Your goal
Print out the entries below with no edits.

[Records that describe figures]
──────────

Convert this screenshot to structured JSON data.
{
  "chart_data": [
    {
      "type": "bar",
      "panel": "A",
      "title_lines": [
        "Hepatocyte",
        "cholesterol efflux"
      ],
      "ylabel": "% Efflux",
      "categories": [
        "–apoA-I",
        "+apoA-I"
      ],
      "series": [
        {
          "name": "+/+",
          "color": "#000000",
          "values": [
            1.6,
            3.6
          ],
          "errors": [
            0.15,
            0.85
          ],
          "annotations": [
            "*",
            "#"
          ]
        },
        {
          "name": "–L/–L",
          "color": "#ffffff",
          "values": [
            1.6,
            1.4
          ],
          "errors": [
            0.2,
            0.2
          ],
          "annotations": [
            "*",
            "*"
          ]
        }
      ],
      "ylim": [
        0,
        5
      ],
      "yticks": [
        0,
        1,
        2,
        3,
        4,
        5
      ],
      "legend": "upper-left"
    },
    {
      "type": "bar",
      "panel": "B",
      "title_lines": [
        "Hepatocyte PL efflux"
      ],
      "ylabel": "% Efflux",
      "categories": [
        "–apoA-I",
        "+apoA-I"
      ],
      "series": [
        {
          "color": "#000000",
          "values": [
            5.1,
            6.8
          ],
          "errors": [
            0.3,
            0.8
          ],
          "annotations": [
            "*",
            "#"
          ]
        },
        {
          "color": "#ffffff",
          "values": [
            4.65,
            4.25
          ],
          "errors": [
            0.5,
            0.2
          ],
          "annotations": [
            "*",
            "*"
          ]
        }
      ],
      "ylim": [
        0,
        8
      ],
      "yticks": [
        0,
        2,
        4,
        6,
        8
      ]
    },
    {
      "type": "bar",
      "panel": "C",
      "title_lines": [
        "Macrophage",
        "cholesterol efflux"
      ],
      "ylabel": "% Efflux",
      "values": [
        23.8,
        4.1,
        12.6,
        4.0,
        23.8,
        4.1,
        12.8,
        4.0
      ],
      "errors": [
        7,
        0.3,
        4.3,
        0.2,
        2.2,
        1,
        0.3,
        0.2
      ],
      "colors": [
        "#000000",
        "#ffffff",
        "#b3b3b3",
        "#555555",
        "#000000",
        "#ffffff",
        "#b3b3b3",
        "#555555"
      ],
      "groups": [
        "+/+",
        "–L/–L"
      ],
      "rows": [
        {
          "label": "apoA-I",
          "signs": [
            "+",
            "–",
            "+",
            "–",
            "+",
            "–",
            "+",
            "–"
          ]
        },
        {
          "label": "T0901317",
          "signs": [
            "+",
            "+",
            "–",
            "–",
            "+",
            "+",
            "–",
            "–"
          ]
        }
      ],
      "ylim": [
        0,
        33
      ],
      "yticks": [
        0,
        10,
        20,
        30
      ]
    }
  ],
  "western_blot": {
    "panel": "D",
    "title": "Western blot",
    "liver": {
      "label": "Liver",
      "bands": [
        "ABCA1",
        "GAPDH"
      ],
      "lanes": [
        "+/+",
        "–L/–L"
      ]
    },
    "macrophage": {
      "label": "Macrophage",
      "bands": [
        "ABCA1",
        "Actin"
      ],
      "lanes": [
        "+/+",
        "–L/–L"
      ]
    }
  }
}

──────────

Completed exercise
Convert this screenshot to structured JSON data.
{
  "chart_data": [
    {
      "type": "bar",
      "panel": "A",
      "title_lines": [
        "Hepatocyte",
        "cholesterol efflux"
      ],
      "ylabel": "% Efflux",
      "categories": [
        "–apoA-I",
        "+apoA-I"
      ],
      "series": [
        {
          "name": "+/+",
          "color": "#000000",
          "values": [
            1.6,
            3.6
          ],
          "errors": [
            0.15,
            0.85
          ],
          "annotations": [
            "*",
            "#"
          ]
        },
        {
          "name": "–L/–L",
          "color": "#ffffff",
          "values": [
            1.6,
            1.4
          ],
          "errors": [
            0.2,
            0.2
          ],
          "annotations": [
            "*",
            "*"
          ]
        }
      ],
      "ylim": [
        0,
        5
      ],
      "yticks": [
        0,
        1,
        2,
        3,
        4,
        5
      ],
      "legend": "upper-left"
    },
    {
      "type": "bar",
      "panel": "B",
      "title_lines": [
        "Hepatocyte PL efflux"
      ],
      "ylabel": "% Efflux",
      "categories": [
        "–apoA-I",
        "+apoA-I"
      ],
      "series": [
        {
          "color": "#000000",
          "values": [
            5.1,
            6.8
          ],
          "errors": [
            0.3,
            0.8
          ],
          "annotations": [
            "*",
            "#"
          ]
        },
        {
          "color": "#ffffff",
          "values": [
            4.65,
            4.25
          ],
          "errors": [
            0.5,
            0.2
          ],
          "annotations": [
            "*",
            "*"
          ]
        }
      ],
      "ylim": [
        0,
        8
      ],
      "yticks": [
        0,
        2,
        4,
        6,
        8
      ]
    },
    {
      "type": "bar",
      "panel": "C",
      "title_lines": [
        "Macrophage",
        "cholesterol efflux"
      ],
      "ylabel": "% Efflux",
      "values": [
        23.8,
        4.1,
        12.6,
        4.0,
        23.8,
        4.1,
        12.8,
        4.0
      ],
      "errors": [
        7,
        0.3,
        4.3,
        0.2,
        2.2,
        1,
        0.3,
        0.2
      ],
      "colors": [
        "#000000",
        "#ffffff",
        "#b3b3b3",
        "#555555",
        "#000000",
        "#ffffff",
        "#b3b3b3",
        "#555555"
      ],
      "groups": [
        "+/+",
        "–L/–L"
      ],
      "rows": [
        {
          "label": "apoA-I",
          "signs": [
            "+",
            "–",
            "+",
            "–",
            "+",
            "–",
            "+",
            "–"
          ]
        },
        {
          "label": "T0901317",
          "signs": [
            "+",
            "+",
            "–",
            "–",
            "+",
            "+",
            "–",
            "–"
          ]
        }
      ],
      "ylim": [
        0,
        33
      ],
      "yticks": [
        0,
        10,
        20,
        30
      ]
    }
  ],
  "western_blot": {
    "panel": "D",
    "title": "Western blot",
    "liver": {
      "label": "Liver",
      "bands": [
        "ABCA1",
        "GAPDH"
      ],
      "lanes": [
        "+/+",
        "–L/–L"
      ]
    },
    "macrophage": {
      "label": "Macrophage",
      "bands": [
        "ABCA1",
        "Actin"
      ],
      "lanes": [
        "+/+",
        "–L/–L"
      ]
    }
  }
}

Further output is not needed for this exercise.